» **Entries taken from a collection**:

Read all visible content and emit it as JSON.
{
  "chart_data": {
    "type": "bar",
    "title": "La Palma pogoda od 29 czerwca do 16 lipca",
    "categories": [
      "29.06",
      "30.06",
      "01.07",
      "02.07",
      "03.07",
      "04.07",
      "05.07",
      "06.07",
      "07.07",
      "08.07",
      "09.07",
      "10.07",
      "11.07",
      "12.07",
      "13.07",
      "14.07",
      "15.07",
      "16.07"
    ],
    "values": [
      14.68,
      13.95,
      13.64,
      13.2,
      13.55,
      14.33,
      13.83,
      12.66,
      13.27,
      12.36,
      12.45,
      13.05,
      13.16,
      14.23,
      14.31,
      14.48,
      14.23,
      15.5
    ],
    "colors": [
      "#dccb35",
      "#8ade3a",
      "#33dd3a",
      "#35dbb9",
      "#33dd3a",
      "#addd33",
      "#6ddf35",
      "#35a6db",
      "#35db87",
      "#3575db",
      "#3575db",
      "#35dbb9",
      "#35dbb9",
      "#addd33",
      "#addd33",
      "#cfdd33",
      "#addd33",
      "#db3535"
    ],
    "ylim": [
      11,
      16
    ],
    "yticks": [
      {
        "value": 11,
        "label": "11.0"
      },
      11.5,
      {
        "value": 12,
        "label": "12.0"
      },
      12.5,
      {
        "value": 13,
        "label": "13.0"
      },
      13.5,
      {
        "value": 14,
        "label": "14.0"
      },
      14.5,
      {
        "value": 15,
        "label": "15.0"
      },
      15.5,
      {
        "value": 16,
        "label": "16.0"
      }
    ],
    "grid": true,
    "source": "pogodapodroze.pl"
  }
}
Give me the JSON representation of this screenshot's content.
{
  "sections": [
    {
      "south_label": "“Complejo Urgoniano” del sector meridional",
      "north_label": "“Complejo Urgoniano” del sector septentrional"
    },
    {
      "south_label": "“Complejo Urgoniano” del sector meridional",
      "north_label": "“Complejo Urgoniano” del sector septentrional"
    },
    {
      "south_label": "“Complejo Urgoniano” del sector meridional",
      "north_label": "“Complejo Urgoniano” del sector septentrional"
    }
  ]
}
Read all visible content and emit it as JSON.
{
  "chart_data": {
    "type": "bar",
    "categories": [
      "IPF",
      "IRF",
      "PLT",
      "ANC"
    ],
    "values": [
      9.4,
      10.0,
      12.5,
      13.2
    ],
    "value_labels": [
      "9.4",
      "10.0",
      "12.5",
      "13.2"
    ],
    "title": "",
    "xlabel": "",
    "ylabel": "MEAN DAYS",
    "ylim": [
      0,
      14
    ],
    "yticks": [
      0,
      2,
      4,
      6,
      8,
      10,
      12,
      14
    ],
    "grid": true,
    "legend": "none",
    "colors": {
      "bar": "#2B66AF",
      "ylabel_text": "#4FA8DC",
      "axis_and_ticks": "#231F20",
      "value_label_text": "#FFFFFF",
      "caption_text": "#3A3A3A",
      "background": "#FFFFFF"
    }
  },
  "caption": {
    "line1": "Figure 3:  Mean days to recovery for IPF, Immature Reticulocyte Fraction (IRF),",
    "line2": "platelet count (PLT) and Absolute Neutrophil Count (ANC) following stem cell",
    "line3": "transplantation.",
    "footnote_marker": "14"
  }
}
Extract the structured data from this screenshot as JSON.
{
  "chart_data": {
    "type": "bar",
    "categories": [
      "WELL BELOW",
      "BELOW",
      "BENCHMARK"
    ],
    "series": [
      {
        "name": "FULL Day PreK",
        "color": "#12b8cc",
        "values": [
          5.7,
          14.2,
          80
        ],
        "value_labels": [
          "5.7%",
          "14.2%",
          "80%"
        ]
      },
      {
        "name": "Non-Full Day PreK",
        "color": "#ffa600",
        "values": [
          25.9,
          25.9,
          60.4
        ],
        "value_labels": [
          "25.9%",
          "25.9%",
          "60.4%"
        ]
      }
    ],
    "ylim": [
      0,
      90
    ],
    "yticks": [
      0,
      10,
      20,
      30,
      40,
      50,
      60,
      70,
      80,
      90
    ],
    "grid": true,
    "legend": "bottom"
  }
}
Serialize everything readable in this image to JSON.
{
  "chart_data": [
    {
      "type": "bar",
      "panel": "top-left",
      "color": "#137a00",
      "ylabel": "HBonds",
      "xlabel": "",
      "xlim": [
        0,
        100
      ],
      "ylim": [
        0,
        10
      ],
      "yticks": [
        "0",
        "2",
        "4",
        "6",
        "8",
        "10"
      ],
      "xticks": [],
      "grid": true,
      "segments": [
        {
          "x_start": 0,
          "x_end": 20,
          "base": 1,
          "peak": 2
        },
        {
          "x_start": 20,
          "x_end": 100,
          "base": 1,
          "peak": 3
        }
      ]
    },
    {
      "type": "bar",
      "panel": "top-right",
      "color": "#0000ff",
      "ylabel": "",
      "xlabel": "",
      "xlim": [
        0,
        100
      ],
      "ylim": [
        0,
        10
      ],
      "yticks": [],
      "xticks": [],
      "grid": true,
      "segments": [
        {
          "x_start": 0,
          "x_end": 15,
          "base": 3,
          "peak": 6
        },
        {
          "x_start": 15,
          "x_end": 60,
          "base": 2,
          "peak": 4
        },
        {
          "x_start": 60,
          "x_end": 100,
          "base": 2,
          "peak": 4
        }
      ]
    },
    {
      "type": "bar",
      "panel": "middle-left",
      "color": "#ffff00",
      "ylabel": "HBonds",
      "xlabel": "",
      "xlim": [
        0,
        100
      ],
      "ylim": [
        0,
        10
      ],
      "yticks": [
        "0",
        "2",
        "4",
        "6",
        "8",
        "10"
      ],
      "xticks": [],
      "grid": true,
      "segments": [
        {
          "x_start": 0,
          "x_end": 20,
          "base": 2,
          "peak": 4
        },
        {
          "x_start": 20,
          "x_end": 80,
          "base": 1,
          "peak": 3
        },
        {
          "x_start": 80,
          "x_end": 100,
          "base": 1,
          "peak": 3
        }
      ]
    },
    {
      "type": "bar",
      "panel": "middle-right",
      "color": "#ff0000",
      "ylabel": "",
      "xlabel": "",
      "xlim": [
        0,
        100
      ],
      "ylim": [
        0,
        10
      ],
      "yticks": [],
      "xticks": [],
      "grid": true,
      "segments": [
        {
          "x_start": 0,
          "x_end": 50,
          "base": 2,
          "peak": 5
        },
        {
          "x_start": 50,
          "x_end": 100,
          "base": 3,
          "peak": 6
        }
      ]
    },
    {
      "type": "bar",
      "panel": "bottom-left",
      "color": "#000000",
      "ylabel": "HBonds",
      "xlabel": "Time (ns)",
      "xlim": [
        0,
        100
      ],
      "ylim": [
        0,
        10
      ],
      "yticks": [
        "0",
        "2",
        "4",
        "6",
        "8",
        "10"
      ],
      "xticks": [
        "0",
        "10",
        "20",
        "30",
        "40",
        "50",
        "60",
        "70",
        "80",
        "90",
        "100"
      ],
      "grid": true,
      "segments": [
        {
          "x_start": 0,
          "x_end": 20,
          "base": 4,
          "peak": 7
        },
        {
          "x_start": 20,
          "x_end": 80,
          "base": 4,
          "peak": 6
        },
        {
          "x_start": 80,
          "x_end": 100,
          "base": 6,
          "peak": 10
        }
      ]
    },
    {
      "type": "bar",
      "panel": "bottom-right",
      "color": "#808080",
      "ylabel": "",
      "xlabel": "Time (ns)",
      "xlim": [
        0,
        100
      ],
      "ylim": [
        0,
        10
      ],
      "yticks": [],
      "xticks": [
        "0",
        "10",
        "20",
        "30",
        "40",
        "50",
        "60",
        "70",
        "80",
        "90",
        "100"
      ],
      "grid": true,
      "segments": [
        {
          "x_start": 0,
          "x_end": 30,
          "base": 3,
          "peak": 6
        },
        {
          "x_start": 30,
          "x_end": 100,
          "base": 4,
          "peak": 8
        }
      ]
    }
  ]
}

» **EXERCISE DIRECTIONS**: Return each line with "panel".

» **PROBLEM SOLUTION**:
      "panel": "top-left",
      "panel": "top-right",
      "panel": "middle-left",
      "panel": "middle-right",
      "panel": "bottom-left",
      "panel": "bottom-right",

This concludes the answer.